== TASK OBJECTIVE ==
Which lines in the records below contain the word "this"? Copy each one out.

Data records

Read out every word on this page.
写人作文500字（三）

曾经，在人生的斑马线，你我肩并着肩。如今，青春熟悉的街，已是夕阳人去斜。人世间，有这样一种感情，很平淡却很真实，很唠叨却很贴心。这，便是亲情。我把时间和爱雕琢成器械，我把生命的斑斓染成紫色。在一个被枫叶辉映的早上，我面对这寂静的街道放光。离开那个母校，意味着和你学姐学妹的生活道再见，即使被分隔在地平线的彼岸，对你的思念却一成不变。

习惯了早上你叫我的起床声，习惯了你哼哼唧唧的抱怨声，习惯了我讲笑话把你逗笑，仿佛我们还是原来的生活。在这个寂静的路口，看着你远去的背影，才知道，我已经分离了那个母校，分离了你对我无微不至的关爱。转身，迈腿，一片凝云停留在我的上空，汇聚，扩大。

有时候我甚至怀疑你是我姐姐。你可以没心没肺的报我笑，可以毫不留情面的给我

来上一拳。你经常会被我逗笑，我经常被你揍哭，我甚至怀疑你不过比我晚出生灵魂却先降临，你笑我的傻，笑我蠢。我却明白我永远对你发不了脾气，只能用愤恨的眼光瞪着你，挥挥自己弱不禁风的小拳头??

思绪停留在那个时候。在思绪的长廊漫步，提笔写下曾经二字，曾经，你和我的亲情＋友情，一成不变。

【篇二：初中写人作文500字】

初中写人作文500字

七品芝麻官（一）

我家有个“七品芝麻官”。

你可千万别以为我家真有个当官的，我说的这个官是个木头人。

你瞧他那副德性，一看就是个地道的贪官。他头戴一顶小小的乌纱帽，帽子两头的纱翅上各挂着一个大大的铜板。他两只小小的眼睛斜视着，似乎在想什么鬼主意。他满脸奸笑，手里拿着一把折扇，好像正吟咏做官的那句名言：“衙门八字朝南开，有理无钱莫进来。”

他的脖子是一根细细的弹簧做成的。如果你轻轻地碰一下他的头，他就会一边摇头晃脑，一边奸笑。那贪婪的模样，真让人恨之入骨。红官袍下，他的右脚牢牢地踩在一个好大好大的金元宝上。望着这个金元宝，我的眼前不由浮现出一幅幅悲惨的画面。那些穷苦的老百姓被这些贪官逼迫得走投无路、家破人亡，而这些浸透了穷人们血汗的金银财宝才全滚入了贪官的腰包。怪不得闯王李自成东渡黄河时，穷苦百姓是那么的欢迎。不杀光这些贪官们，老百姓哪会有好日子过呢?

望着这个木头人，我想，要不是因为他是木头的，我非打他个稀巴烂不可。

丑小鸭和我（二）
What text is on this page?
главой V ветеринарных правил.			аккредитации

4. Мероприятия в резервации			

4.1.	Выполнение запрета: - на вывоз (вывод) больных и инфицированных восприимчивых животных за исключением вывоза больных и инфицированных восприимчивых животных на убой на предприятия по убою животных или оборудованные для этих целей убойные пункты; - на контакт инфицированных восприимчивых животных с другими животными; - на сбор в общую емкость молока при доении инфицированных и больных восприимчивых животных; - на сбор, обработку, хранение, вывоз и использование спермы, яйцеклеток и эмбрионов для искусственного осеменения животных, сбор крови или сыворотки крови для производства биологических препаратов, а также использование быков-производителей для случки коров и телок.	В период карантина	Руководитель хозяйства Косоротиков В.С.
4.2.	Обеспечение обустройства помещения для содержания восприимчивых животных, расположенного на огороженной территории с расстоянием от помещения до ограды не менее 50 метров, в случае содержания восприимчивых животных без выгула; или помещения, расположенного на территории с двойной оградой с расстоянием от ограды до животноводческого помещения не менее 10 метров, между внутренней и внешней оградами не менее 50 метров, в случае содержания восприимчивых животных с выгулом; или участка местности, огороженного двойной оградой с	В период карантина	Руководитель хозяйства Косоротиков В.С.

== THE RESULT ==
Read out every word on this page.
What text is on this page?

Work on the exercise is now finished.